WRITTEN TASK:
Take each line containing "values" and report it exactly as written.

(Data records)
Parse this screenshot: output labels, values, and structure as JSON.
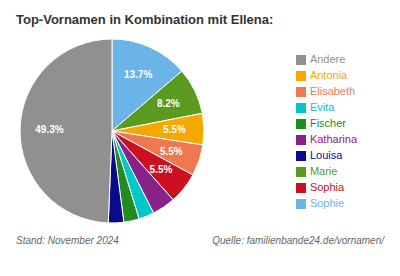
{
  "chart_data": {
    "type": "pie",
    "title": "Top-Vornamen in Kombination mit Ellena:",
    "categories": [
      "Sophie",
      "Marie",
      "Antonia",
      "Elisabeth",
      "Sophia",
      "Katharina",
      "Evita",
      "Fischer",
      "Louisa",
      "Andere"
    ],
    "values": [
      13.7,
      8.2,
      5.5,
      5.5,
      5.5,
      4.1,
      2.7,
      2.7,
      2.7,
      49.3
    ],
    "value_labels": [
      "13.7%",
      "8.2%",
      "5.5%",
      "5.5%",
      "5.5%",
      null,
      null,
      null,
      null,
      "49.3%"
    ],
    "colors": [
      "#6ab4e8",
      "#5a9a1e",
      "#f5a800",
      "#f07850",
      "#cc1020",
      "#882288",
      "#00c8c8",
      "#228B22",
      "#0a0a8c",
      "#909090"
    ],
    "data_labels": true,
    "legend": "right",
    "annotations": [
      "Stand: November 2024",
      "Quelle: familienbande24.de/vornamen/"
    ]
  }
}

RESPONSE:
Parse this screenshot: output labels, values, and structure as JSON.
    "values": [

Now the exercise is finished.